■ **Goal of the exercise**:
What follows is a block of records; restate each one word for word.

■ **Collected data**:

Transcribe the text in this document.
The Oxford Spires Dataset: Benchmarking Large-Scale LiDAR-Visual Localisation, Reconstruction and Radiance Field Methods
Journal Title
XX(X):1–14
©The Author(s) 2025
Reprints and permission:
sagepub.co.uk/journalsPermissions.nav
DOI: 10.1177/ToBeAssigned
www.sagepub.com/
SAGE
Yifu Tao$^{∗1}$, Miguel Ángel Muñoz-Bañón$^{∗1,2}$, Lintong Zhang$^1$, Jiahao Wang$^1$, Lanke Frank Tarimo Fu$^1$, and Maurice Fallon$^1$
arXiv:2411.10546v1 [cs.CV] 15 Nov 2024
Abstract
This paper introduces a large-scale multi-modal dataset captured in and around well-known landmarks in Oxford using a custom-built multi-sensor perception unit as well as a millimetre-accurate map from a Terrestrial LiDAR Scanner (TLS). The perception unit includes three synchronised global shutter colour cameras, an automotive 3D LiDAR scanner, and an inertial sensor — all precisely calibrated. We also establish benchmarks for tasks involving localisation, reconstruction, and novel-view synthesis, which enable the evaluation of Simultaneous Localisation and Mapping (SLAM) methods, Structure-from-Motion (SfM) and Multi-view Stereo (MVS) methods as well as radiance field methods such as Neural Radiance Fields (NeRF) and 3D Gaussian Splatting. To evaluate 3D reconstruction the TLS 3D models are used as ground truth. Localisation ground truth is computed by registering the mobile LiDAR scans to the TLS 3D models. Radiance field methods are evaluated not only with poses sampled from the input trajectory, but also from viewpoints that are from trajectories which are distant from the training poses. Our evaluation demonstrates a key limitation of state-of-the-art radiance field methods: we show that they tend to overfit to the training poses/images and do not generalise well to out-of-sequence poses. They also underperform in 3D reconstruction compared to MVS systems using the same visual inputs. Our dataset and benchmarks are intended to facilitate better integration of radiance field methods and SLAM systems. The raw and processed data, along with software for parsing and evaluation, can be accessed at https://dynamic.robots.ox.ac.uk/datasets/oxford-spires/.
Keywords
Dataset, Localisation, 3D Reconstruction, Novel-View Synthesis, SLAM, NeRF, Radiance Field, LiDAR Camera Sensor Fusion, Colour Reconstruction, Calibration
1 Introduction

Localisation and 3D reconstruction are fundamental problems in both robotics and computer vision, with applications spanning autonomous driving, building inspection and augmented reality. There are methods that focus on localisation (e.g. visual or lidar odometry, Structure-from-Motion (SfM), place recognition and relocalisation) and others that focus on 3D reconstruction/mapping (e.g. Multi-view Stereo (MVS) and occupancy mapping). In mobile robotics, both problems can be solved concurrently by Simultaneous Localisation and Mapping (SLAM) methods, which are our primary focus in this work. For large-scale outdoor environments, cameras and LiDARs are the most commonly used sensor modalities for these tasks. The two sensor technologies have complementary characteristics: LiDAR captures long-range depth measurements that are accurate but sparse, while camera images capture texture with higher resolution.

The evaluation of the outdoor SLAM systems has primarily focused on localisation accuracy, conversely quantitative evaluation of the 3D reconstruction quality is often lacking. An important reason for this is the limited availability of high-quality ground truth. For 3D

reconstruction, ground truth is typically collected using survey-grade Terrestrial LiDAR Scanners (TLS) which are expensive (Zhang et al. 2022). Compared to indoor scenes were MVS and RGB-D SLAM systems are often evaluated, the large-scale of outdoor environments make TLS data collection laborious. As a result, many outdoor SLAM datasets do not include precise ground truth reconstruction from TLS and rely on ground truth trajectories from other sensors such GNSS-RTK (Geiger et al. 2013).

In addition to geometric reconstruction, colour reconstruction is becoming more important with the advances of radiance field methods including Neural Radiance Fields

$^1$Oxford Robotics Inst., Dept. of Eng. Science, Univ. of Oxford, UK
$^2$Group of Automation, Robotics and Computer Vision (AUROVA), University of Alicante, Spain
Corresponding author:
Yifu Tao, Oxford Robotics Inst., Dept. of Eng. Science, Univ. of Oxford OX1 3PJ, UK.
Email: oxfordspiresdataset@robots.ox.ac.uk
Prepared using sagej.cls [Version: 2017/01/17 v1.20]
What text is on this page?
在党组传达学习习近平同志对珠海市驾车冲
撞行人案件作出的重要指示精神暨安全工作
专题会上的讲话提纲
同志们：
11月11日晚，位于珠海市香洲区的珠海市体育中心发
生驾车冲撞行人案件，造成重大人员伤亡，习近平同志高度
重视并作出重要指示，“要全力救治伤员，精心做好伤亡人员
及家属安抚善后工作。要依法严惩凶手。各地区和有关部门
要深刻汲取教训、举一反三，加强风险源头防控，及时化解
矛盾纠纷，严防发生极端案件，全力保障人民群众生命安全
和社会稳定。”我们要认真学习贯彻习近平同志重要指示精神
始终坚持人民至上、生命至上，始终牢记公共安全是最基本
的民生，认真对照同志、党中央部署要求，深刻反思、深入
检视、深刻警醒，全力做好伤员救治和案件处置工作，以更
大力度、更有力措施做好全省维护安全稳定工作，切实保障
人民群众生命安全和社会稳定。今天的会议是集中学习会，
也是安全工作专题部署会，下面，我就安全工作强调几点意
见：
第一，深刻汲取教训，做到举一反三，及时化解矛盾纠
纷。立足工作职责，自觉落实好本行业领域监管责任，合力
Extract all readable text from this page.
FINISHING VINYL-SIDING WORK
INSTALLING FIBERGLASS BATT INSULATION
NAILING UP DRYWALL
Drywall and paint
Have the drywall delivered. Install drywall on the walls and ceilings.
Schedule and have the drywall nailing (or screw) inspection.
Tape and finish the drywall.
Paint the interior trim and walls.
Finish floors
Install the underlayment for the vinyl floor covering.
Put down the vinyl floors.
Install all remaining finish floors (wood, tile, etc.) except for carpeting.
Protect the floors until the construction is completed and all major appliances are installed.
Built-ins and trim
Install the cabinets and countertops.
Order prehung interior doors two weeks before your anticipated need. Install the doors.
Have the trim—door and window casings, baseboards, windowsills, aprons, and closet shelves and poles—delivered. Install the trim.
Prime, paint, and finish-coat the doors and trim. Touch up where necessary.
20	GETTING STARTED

■ **Expected output**:
Transcribe the text in this document.
The Oxford Spires Dataset: Benchmarking Large-Scale LiDAR-Visual Localisation, Reconstruction and Radiance Field Methods
Journal Title
XX(X):1–14
©The Author(s) 2025
Reprints and permission:
sagepub.co.uk/journalsPermissions.nav
DOI: 10.1177/ToBeAssigned
www.sagepub.com/
SAGE
Yifu Tao$^{∗1}$, Miguel Ángel Muñoz-Bañón$^{∗1,2}$, Lintong Zhang$^1$, Jiahao Wang$^1$, Lanke Frank Tarimo Fu$^1$, and Maurice Fallon$^1$
arXiv:2411.10546v1 [cs.CV] 15 Nov 2024
Abstract
This paper introduces a large-scale multi-modal dataset captured in and around well-known landmarks in Oxford using a custom-built multi-sensor perception unit as well as a millimetre-accurate map from a Terrestrial LiDAR Scanner (TLS). The perception unit includes three synchronised global shutter colour cameras, an automotive 3D LiDAR scanner, and an inertial sensor — all precisely calibrated. We also establish benchmarks for tasks involving localisation, reconstruction, and novel-view synthesis, which enable the evaluation of Simultaneous Localisation and Mapping (SLAM) methods, Structure-from-Motion (SfM) and Multi-view Stereo (MVS) methods as well as radiance field methods such as Neural Radiance Fields (NeRF) and 3D Gaussian Splatting. To evaluate 3D reconstruction the TLS 3D models are used as ground truth. Localisation ground truth is computed by registering the mobile LiDAR scans to the TLS 3D models. Radiance field methods are evaluated not only with poses sampled from the input trajectory, but also from viewpoints that are from trajectories which are distant from the training poses. Our evaluation demonstrates a key limitation of state-of-the-art radiance field methods: we show that they tend to overfit to the training poses/images and do not generalise well to out-of-sequence poses. They also underperform in 3D reconstruction compared to MVS systems using the same visual inputs. Our dataset and benchmarks are intended to facilitate better integration of radiance field methods and SLAM systems. The raw and processed data, along with software for parsing and evaluation, can be accessed at https://dynamic.robots.ox.ac.uk/datasets/oxford-spires/.
Keywords
Dataset, Localisation, 3D Reconstruction, Novel-View Synthesis, SLAM, NeRF, Radiance Field, LiDAR Camera Sensor Fusion, Colour Reconstruction, Calibration
1 Introduction

Localisation and 3D reconstruction are fundamental problems in both robotics and computer vision, with applications spanning autonomous driving, building inspection and augmented reality. There are methods that focus on localisation (e.g. visual or lidar odometry, Structure-from-Motion (SfM), place recognition and relocalisation) and others that focus on 3D reconstruction/mapping (e.g. Multi-view Stereo (MVS) and occupancy mapping). In mobile robotics, both problems can be solved concurrently by Simultaneous Localisation and Mapping (SLAM) methods, which are our primary focus in this work. For large-scale outdoor environments, cameras and LiDARs are the most commonly used sensor modalities for these tasks. The two sensor technologies have complementary characteristics: LiDAR captures long-range depth measurements that are accurate but sparse, while camera images capture texture with higher resolution.

The evaluation of the outdoor SLAM systems has primarily focused on localisation accuracy, conversely quantitative evaluation of the 3D reconstruction quality is often lacking. An important reason for this is the limited availability of high-quality ground truth. For 3D

reconstruction, ground truth is typically collected using survey-grade Terrestrial LiDAR Scanners (TLS) which are expensive (Zhang et al. 2022). Compared to indoor scenes were MVS and RGB-D SLAM systems are often evaluated, the large-scale of outdoor environments make TLS data collection laborious. As a result, many outdoor SLAM datasets do not include precise ground truth reconstruction from TLS and rely on ground truth trajectories from other sensors such GNSS-RTK (Geiger et al. 2013).

In addition to geometric reconstruction, colour reconstruction is becoming more important with the advances of radiance field methods including Neural Radiance Fields

$^1$Oxford Robotics Inst., Dept. of Eng. Science, Univ. of Oxford, UK
$^2$Group of Automation, Robotics and Computer Vision (AUROVA), University of Alicante, Spain
Corresponding author:
Yifu Tao, Oxford Robotics Inst., Dept. of Eng. Science, Univ. of Oxford OX1 3PJ, UK.
Email: oxfordspiresdataset@robots.ox.ac.uk
Prepared using sagej.cls [Version: 2017/01/17 v1.20]
What text is on this page?
在党组传达学习习近平同志对珠海市驾车冲
撞行人案件作出的重要指示精神暨安全工作
专题会上的讲话提纲
同志们：
11月11日晚，位于珠海市香洲区的珠海市体育中心发
生驾车冲撞行人案件，造成重大人员伤亡，习近平同志高度
重视并作出重要指示，“要全力救治伤员，精心做好伤亡人员
及家属安抚善后工作。要依法严惩凶手。各地区和有关部门
要深刻汲取教训、举一反三，加强风险源头防控，及时化解
矛盾纠纷，严防发生极端案件，全力保障人民群众生命安全
和社会稳定。”我们要认真学习贯彻习近平同志重要指示精神
始终坚持人民至上、生命至上，始终牢记公共安全是最基本
的民生，认真对照同志、党中央部署要求，深刻反思、深入
检视、深刻警醒，全力做好伤员救治和案件处置工作，以更
大力度、更有力措施做好全省维护安全稳定工作，切实保障
人民群众生命安全和社会稳定。今天的会议是集中学习会，
也是安全工作专题部署会，下面，我就安全工作强调几点意
见：
第一，深刻汲取教训，做到举一反三，及时化解矛盾纠
纷。立足工作职责，自觉落实好本行业领域监管责任，合力
Extract all readable text from this page.
FINISHING VINYL-SIDING WORK
INSTALLING FIBERGLASS BATT INSULATION
NAILING UP DRYWALL
Drywall and paint
Have the drywall delivered. Install drywall on the walls and ceilings.
Schedule and have the drywall nailing (or screw) inspection.
Tape and finish the drywall.
Paint the interior trim and walls.
Finish floors
Install the underlayment for the vinyl floor covering.
Put down the vinyl floors.
Install all remaining finish floors (wood, tile, etc.) except for carpeting.
Protect the floors until the construction is completed and all major appliances are installed.
Built-ins and trim
Install the cabinets and countertops.
Order prehung interior doors two weeks before your anticipated need. Install the doors.
Have the trim—door and window casings, baseboards, windowsills, aprons, and closet shelves and poles—delivered. Install the trim.
Prime, paint, and finish-coat the doors and trim. Touch up where necessary.
20	GETTING STARTED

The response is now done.